§ **Exercise directions**
Could you write out the records below exactly as they appear, leaving out any pictures?
※
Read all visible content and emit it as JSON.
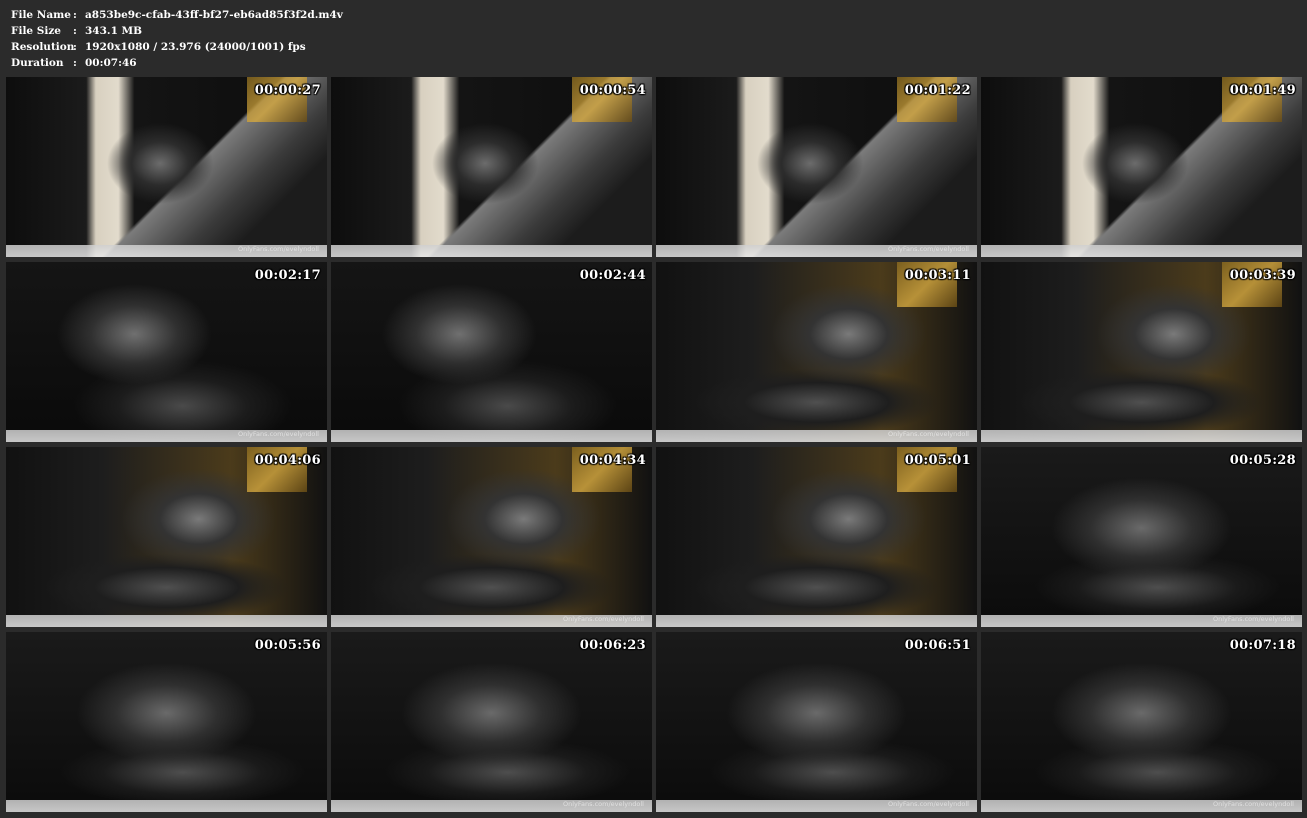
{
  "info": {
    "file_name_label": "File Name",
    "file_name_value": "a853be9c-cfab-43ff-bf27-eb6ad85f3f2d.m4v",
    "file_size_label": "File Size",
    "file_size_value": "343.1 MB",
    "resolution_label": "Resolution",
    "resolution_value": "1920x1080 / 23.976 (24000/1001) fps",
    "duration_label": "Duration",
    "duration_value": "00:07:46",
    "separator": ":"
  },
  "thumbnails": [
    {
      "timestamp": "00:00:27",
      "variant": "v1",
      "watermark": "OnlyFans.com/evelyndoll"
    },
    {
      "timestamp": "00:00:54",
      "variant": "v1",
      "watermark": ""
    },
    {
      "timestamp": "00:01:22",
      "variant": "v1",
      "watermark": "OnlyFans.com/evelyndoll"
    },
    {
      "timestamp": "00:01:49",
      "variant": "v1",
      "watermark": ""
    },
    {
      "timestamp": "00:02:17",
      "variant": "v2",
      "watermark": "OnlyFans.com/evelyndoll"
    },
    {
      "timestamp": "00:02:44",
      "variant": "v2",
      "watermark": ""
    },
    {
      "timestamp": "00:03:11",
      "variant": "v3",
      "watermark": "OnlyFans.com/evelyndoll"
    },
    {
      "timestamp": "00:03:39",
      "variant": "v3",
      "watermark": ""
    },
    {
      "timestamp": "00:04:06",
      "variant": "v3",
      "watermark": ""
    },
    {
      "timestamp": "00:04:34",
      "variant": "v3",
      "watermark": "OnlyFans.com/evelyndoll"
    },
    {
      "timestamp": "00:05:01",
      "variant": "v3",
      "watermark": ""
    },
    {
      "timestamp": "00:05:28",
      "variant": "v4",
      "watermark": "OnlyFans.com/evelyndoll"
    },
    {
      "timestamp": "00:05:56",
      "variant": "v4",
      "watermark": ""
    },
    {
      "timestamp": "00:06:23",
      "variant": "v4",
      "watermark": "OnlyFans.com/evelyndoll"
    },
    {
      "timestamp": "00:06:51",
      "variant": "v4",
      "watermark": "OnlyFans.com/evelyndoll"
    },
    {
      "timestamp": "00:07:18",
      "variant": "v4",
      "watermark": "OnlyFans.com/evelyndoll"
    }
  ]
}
※
§ **Output of the task**
Read all visible content and emit it as JSON.
{
  "info": {
    "file_name_label": "File Name",
    "file_name_value": "a853be9c-cfab-43ff-bf27-eb6ad85f3f2d.m4v",
    "file_size_label": "File Size",
    "file_size_value": "343.1 MB",
    "resolution_label": "Resolution",
    "resolution_value": "1920x1080 / 23.976 (24000/1001) fps",
    "duration_label": "Duration",
    "duration_value": "00:07:46",
    "separator": ":"
  },
  "thumbnails": [
    {
      "timestamp": "00:00:27",
      "variant": "v1",
      "watermark": "OnlyFans.com/evelyndoll"
    },
    {
      "timestamp": "00:00:54",
      "variant": "v1",
      "watermark": ""
    },
    {
      "timestamp": "00:01:22",
      "variant": "v1",
      "watermark": "OnlyFans.com/evelyndoll"
    },
    {
      "timestamp": "00:01:49",
      "variant": "v1",
      "watermark": ""
    },
    {
      "timestamp": "00:02:17",
      "variant": "v2",
      "watermark": "OnlyFans.com/evelyndoll"
    },
    {
      "timestamp": "00:02:44",
      "variant": "v2",
      "watermark": ""
    },
    {
      "timestamp": "00:03:11",
      "variant": "v3",
      "watermark": "OnlyFans.com/evelyndoll"
    },
    {
      "timestamp": "00:03:39",
      "variant": "v3",
      "watermark": ""
    },
    {
      "timestamp": "00:04:06",
      "variant": "v3",
      "watermark": ""
    },
    {
      "timestamp": "00:04:34",
      "variant": "v3",
      "watermark": "OnlyFans.com/evelyndoll"
    },
    {
      "timestamp": "00:05:01",
      "variant": "v3",
      "watermark": ""
    },
    {
      "timestamp": "00:05:28",
      "variant": "v4",
      "watermark": "OnlyFans.com/evelyndoll"
    },
    {
      "timestamp": "00:05:56",
      "variant": "v4",
      "watermark": ""
    },
    {
      "timestamp": "00:06:23",
      "variant": "v4",
      "watermark": "OnlyFans.com/evelyndoll"
    },
    {
      "timestamp": "00:06:51",
      "variant": "v4",
      "watermark": "OnlyFans.com/evelyndoll"
    },
    {
      "timestamp": "00:07:18",
      "variant": "v4",
      "watermark": "OnlyFans.com/evelyndoll"
    }
  ]
}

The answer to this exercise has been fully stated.